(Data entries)
----------

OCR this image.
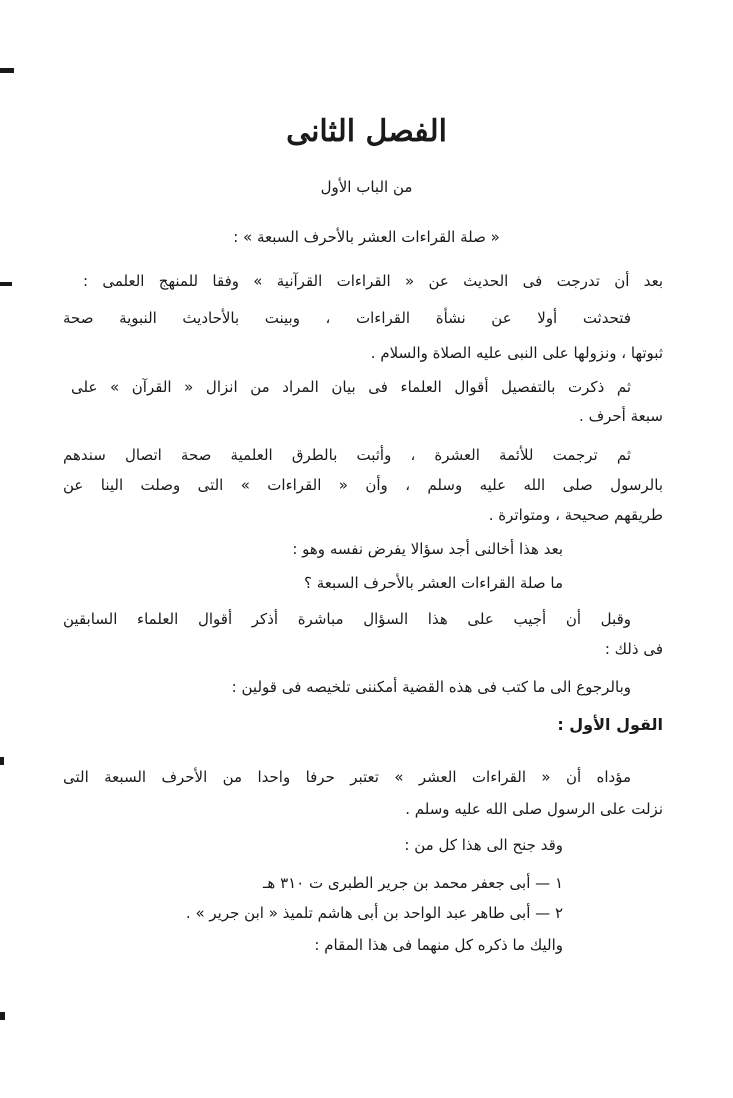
الفصل الثانى
من الباب الأول
« صلة القراءات العشر بالأحرف السبعة » :
بعد أن تدرجت فى الحديث عن « القراءات القرآنية » وفقا للمنهج العلمى :
فتحدثت أولا عن نشأة القراءات ، وبينت بالأحاديث النبوية صحة
ثبوتها ، ونزولها على النبى عليه الصلاة والسلام .
ثم ذكرت بالتفصيل أقوال العلماء فى بيان المراد من انزال « القرآن » على
سبعة أحرف .
ثم ترجمت للأئمة العشرة ، وأثبت بالطرق العلمية صحة اتصال سندهم
بالرسول صلى الله عليه وسلم ، وأن « القراءات » التى وصلت الينا عن
طريقهم صحيحة ، ومتواترة .
بعد هذا أخالنى أجد سؤالا يفرض نفسه وهو :
ما صلة القراءات العشر بالأحرف السبعة ؟
وقبل أن أجيب على هذا السؤال مباشرة أذكر أقوال العلماء السابقين
فى ذلك :
وبالرجوع الى ما كتب فى هذه القضية أمكننى تلخيصه فى قولين :
القول الأول :
مؤداه أن « القراءات العشر » تعتبر حرفا واحدا من الأحرف السبعة التى
نزلت على الرسول صلى الله عليه وسلم .
وقد جنح الى هذا كل من :
١ — أبى جعفر محمد بن جرير الطبرى ت ٣١٠ هـ
٢ — أبى طاهر عبد الواحد بن أبى هاشم تلميذ « ابن جرير » .
واليك ما ذكره كل منهما فى هذا المقام :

----------

§ WHAT IS BEING ASKED: Find how many lines in the listing contain the word "التى" and give that count alone.

§ ANSWER TO THIS PROBLEM: 2